→ EXERCISE
Convert the stretch of the listing from the line containing "staticText: 4:23 [222,21,242,35]" through the line containing "button[interactable]: Stealth mode" into a Markdown table with the columns Row and Line, leaving out blank lines.
========================================
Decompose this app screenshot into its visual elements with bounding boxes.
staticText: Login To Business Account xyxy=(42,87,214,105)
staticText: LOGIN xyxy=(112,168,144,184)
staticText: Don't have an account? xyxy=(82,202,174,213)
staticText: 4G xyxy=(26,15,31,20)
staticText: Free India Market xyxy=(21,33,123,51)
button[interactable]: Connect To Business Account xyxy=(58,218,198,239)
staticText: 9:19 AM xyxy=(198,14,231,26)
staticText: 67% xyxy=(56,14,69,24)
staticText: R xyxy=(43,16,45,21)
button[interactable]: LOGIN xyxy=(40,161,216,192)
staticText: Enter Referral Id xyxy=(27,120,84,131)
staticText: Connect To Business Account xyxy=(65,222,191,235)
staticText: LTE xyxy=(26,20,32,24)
========================================
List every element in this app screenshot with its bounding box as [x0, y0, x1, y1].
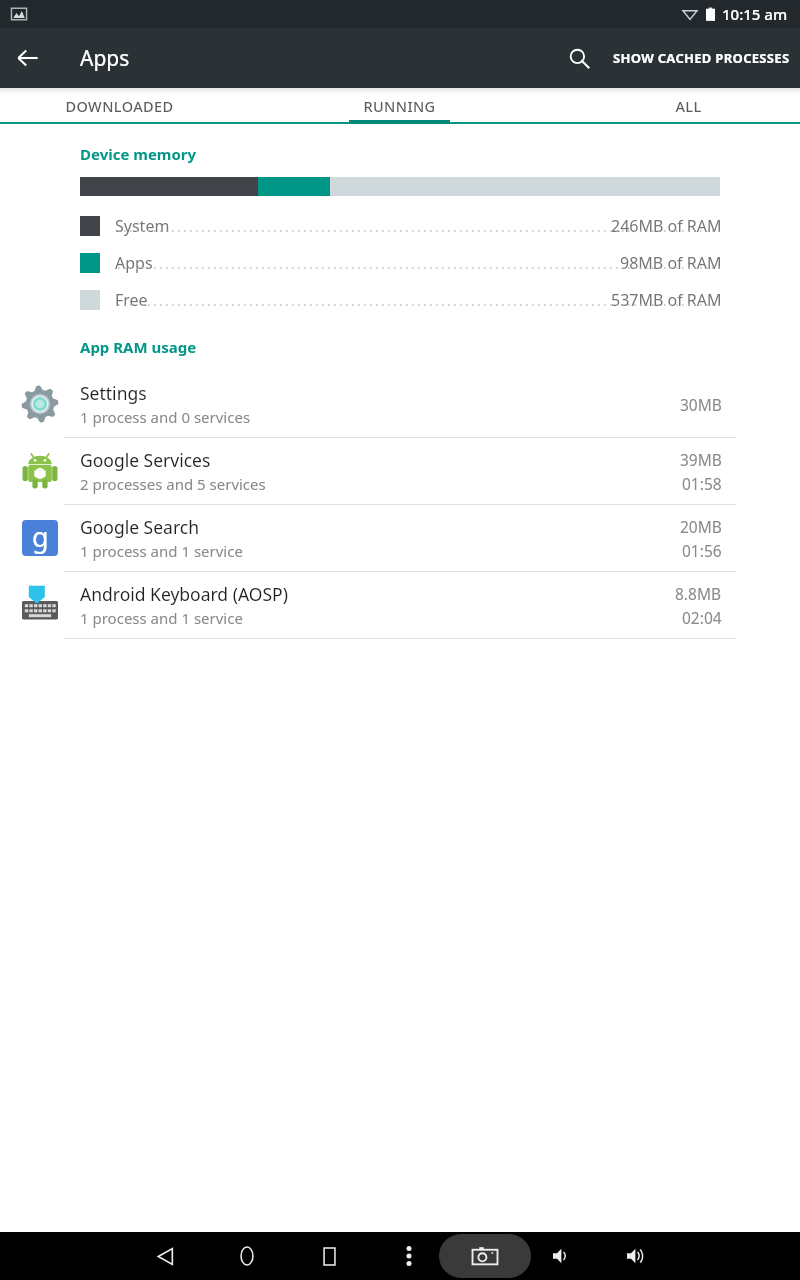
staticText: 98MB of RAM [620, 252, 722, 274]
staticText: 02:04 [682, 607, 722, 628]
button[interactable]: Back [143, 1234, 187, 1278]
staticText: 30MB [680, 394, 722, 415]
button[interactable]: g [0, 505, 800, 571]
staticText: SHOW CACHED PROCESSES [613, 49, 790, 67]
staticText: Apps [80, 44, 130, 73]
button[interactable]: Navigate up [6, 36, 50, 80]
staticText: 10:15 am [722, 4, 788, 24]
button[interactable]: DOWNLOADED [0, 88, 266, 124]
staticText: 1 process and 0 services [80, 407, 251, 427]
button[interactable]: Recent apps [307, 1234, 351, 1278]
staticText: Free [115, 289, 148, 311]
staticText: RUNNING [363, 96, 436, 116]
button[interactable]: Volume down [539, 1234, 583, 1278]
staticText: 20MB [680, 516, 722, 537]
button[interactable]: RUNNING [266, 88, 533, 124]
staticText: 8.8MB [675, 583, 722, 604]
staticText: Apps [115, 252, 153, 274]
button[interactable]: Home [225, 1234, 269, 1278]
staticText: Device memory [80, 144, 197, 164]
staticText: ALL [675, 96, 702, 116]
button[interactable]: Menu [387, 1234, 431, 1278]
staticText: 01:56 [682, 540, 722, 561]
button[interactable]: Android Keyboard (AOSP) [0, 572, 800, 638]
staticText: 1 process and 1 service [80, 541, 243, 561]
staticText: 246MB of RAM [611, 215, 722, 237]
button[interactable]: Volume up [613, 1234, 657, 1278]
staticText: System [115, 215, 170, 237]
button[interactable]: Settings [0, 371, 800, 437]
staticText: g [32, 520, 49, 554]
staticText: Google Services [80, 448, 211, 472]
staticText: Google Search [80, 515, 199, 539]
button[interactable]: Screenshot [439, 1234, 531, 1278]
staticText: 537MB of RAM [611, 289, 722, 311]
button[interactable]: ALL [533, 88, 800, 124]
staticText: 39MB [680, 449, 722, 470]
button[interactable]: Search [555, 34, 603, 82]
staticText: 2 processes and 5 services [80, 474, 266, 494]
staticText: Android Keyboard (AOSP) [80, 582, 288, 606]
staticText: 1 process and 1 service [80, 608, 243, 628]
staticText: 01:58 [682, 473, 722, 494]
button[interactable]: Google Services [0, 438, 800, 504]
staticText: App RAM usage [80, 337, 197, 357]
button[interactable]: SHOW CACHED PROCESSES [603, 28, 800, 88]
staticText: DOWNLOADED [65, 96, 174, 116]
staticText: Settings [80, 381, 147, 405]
========================================
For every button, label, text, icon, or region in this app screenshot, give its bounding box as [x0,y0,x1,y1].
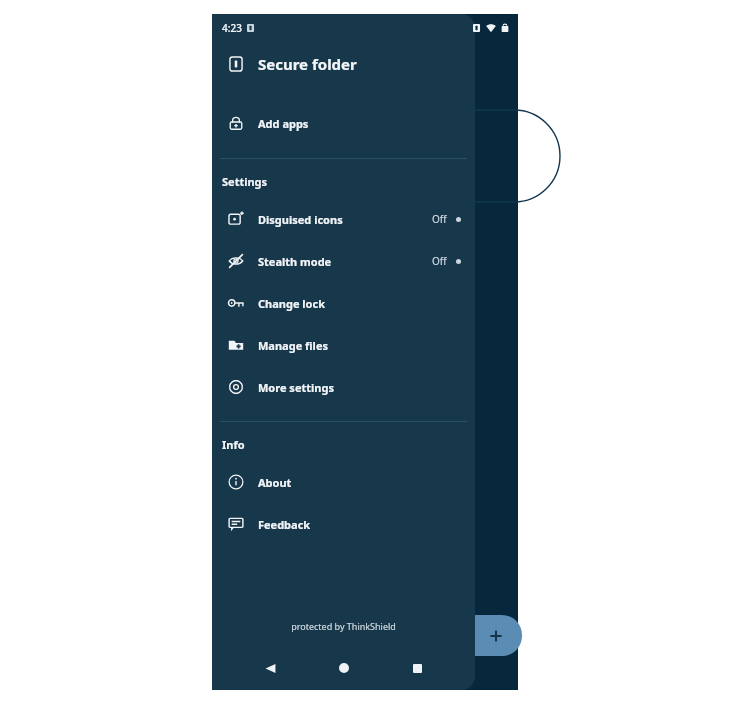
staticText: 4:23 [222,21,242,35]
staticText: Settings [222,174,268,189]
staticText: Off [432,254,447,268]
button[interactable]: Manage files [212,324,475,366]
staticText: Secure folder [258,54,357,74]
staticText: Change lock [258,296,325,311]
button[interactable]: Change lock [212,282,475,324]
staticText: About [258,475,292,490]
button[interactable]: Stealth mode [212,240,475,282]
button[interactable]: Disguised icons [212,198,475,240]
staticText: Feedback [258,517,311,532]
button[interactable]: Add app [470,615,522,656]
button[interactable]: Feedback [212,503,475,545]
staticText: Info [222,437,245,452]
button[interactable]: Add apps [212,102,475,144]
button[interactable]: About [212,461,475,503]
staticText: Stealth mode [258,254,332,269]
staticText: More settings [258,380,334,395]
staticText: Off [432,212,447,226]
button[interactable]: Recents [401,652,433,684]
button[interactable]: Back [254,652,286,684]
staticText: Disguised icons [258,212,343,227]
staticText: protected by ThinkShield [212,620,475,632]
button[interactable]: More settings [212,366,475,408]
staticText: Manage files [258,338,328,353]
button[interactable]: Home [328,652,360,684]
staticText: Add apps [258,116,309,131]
========================================
→ RESPONSE
| Row | Line |
|---|---|
| 1 | staticText: 4:23 [222,21,242,35] |
| 2 | staticText: Settings [222,174,268,189] |
| 3 | staticText: Off [432,254,447,268] |
| 4 | button[interactable]: Manage files [212,324,475,366] |
| 5 | staticText: Secure folder [258,54,357,74] |
| 6 | staticText: Change lock [258,296,325,311] |
| 7 | button[interactable]: Change lock [212,282,475,324] |
| 8 | staticText: About [258,475,292,490] |
| 9 | button[interactable]: Stealth mode [212,240,475,282] |